What this task involves -
Give only the number of lines that include the string "from".

Supplied material -
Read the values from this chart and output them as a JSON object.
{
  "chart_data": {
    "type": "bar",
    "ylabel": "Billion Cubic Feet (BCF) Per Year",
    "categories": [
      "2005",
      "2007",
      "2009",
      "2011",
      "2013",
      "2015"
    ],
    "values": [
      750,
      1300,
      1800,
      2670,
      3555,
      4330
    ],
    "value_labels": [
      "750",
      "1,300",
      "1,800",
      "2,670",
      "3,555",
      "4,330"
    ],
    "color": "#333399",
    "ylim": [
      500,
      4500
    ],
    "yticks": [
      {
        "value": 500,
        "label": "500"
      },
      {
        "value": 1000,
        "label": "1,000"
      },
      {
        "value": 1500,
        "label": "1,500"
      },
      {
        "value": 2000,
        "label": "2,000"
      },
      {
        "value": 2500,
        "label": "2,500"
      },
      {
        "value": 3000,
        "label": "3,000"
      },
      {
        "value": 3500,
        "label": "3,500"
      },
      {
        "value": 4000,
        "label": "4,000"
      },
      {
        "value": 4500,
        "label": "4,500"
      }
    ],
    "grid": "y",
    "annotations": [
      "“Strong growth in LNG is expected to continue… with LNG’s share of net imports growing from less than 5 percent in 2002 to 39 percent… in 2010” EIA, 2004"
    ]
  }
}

Completed exercise -
2